## BEGIN

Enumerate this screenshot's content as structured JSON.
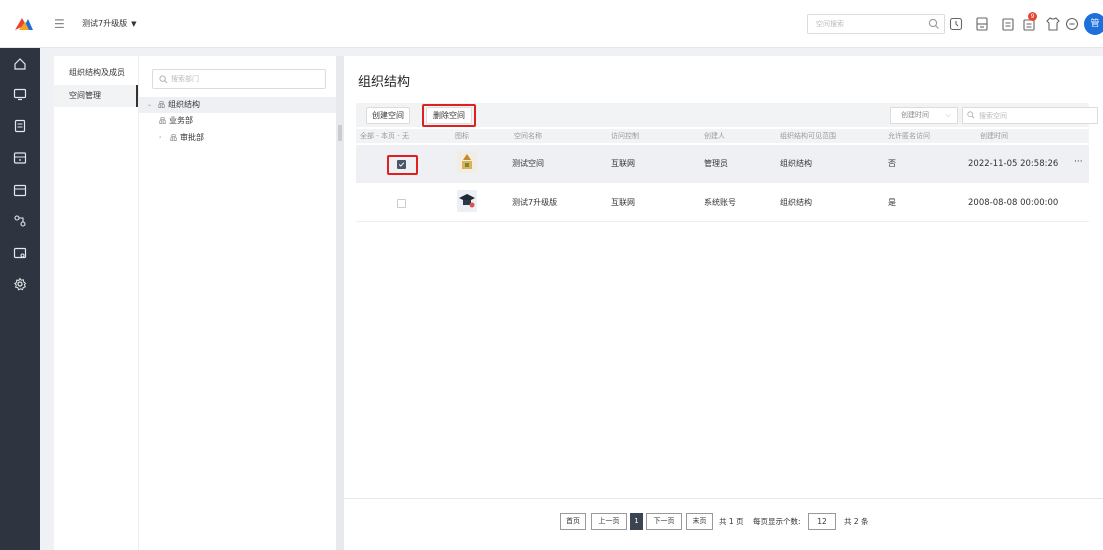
{
  "header": {
    "app_name": "测试7升级版",
    "search_placeholder": "空间搜索",
    "badge_count": "9",
    "avatar_text": "管"
  },
  "subnav": {
    "items": [
      {
        "label": "组织结构及成员"
      },
      {
        "label": "空间管理"
      }
    ]
  },
  "tree": {
    "search_placeholder": "搜索部门",
    "nodes": [
      {
        "label": "组织结构"
      },
      {
        "label": "业务部"
      },
      {
        "label": "审批部"
      }
    ]
  },
  "main": {
    "title": "组织结构",
    "create_button": "创建空间",
    "delete_button": "删除空间",
    "sort_select": "创建时间",
    "table_search_placeholder": "搜索空间",
    "columns": {
      "select": "全部 - 本页 - 无",
      "icon": "图标",
      "name": "空间名称",
      "access": "访问控制",
      "creator": "创建人",
      "scope": "组织结构可见范围",
      "anonymous": "允许匿名访问",
      "created": "创建时间"
    },
    "rows": [
      {
        "name": "测试空间",
        "access": "互联网",
        "creator": "管理员",
        "scope": "组织结构",
        "anonymous": "否",
        "created": "2022-11-05 20:58:26",
        "checked": true,
        "more": "···"
      },
      {
        "name": "测试7升级版",
        "access": "互联网",
        "creator": "系统账号",
        "scope": "组织结构",
        "anonymous": "是",
        "created": "2008-08-08 00:00:00",
        "checked": false
      }
    ]
  },
  "pagination": {
    "first": "首页",
    "prev": "上一页",
    "current": "1",
    "next": "下一页",
    "last": "末页",
    "total_pages_text": "共 1 页",
    "page_size_label": "每页显示个数:",
    "page_size": "12",
    "total_text": "共 2 条"
  },
  "colors": {
    "sidebar_bg": "#2e3440",
    "accent_blue": "#1e6fd9",
    "highlight_red": "#e02020",
    "badge_red": "#e8452f"
  }
}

## END

§ **TO DO**: Set out every line from the material that contains the string "created".

§ **CORRECT RESULT**:
      "created": "创建时间"
        "created": "2022-11-05 20:58:26",
        "created": "2008-08-08 00:00:00",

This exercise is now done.